→ **Set of tasks**
(1) Reproduce the stretch of the High Bandwidth Memory interview from "To explain a" through "sidesteps the issue.".
(2) Write the next part of the High Bandwidth Memory interview, starting right after its final sentence.

→ **Extracted text**
Robert Hallock, AMD’s Head of Global Technical Marketing was kind enough to agree to an interview to discuss several key upcoming technologies for gamer’s, including Vulkan, DirectX 12 and of course, High Bandwidth Memory (HBM).
This first of a two part interview will be focusing on AMD’s decision to provide the base for Vulkan and what HBM is and why it’s such an important next step from GDDR5 RAM, the memory traditionally found in today’s graphics cards.
RGT: Can you tell us why High Bandwidth Memory is so important for next generation GPUs / Processors, such as the Radeon 300 series?
RH: “It really comes down to three issues: performance, power and size. GDDR5 has been around for about seven years, and has been a wonderfully productive technology in that time, but it’s reaching a point in its life where each additional MBps of bandwidth consumes a disproportionate amount of power. That’s a poor equation for client devices (e.g. CPUs, GPUs, SoCs), where your fixed amount of power consumption has to be balanced between ASIC* and DRAM power.
“If you can’t afford enough wattage to the ASIC, because memory has started to consume too much of the total, then ASIC performance begins to fall off over time—nobody wants that! We can solve that with HBM. HBM resets the power/performance curve on DRAM by more than seven years, as it’s over 3.5X more power efficient than GDDR5.
“I also mentioned performance. The direct outcome of a faster ASIC is a larger demand for more bandwidth from memory, and those demands will quickly exceed what GDDR5 is technologically capable of providing as ASIC generations progress. Computing is all about pushing back bottlenecks, and I think that HBM paves the way for much faster graphics engines that would otherwise be data-starved by GDDR5.
“Finally, form factors. People appreciate smaller devices, and a chief way to make a GPU smaller is to reduce PCB complexity. GDDR5 memory chips, traces and power circuitry consumes considerable area on the PCB. And your bus width is effectively determined by how many chips you have at 32-bits per chip. So if you make a board smaller or less complex by eliminating DRAM, you also sacrifice memory bandwidth. HBM solves that problem by collapsing all of the DRAM alongside the ASIC on a single svelte module called the “interposer,” and all of the area that GDDR5 used up is now freed up.”
*ASIC stands for Application Specific Integrated Circuit (pronounced A-sick), and is a custom designed chip for specific purposes.
To explain a few of the technical terms Robert brought (if you’re unsure), GPU’s have a certain amount of power they can draw and heat which can be dissipated by the cooler, and is the reason GPU’s sit at around the 300W max range. RAM requires power to operate, and this power eats into the total amount available to the GPU, and thus takes the maximum amount of power which could be routed to the actual graphics processor.
By reducing the power consumption of the RAM, a GPU vendor can save power and heat to channel into the GPU, allowing for a more powerful device. Or in the case of a low power system, uses less energy and becomes more efficient. While there are certainly other ways to reduce TDP (such as shrinking to a smaller process, say 20nm down to 16nm) it doesn’t solve the problem of memory power consumption, it just somewhat sidesteps the issue.

→ **Dataset content**
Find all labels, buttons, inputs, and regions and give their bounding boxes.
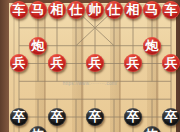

→ **Answers for the tasks**
(1)
To explain a few of the technical terms Robert brought (if you’re unsure), GPU’s have a certain amount of power they can draw and heat which can be dissipated by the cooler, and is the reason GPU’s sit at around the 300W max range. RAM requires power to operate, and this power eats into the total amount available to the GPU, and thus takes the maximum amount of power which could be routed to the actual graphics processor.
By reducing the power consumption of the RAM, a GPU vendor can save power and heat to channel into the GPU, allowing for a more powerful device. Or in the case of a low power system, uses less energy and becomes more efficient. While there are certainly other ways to reduce TDP (such as shrinking to a smaller process, say 20nm down to 16nm) it doesn’t solve the problem of memory power consumption, it just somewhat sidesteps the issue.

(2)
For a very simple and highly inaccurate (math wise example) say a Graphics Card is 300W, and the RAM eats up 100W – this leaves 200 available to the graphics processor on the card. If you reduce this number to say 50W, then the processor can be allocated that additional power (making it 250W). Once again these figures are not accurate in the slightest, and purely to help you visualize why HBM is important.
How did AMD become involved in the project for High Bandwidth Memory, and could you tell us of AMD’s role?
RH: “It’s a little-known fact that AMD is a huge player in the memory space. Joe Macri is Vice Chairman at Large on the JEDEC board of directors, for example. And AMD was behind the initial proposals for GDDR3, GDDR5 and now HBM. In a very real way, AMD engineering and proposals have set the tone for PC GPU memory for over a decade. In creating a technology like GDDR5, naturally we were also intimately familiar with its strength and weaknesses over the long term.
“As GDDR5 was entering the market on retail devices, we were already starting work on HBM as an eventual successor that would solve the long-term challenges and move the GPU industry another big step forward in the memory space. Seven years later: here we are with HBM!”
Is GDDR5 memory currently bottle-necking high end GPU’s, – for example the R9 290X, or is HBM more a preemptive, future-proofing measure?
RH: “There are certainly applications out there that specifically benefit from greater memory bandwidth, especially fillrate limited scenarios. But performance scaling across resolutions also benefits from greater memory bandwidth, and as 4K/5K res come onto the scene in force, that scaling becomes more and more important.”
HBM doesn’t rely on extremely high clock speeds (like GDDR5) and instead, relies specifically on an ultra wide bus (1024 bit) to provide it’s additional performance. Could you elaborate as to the reasons behind this?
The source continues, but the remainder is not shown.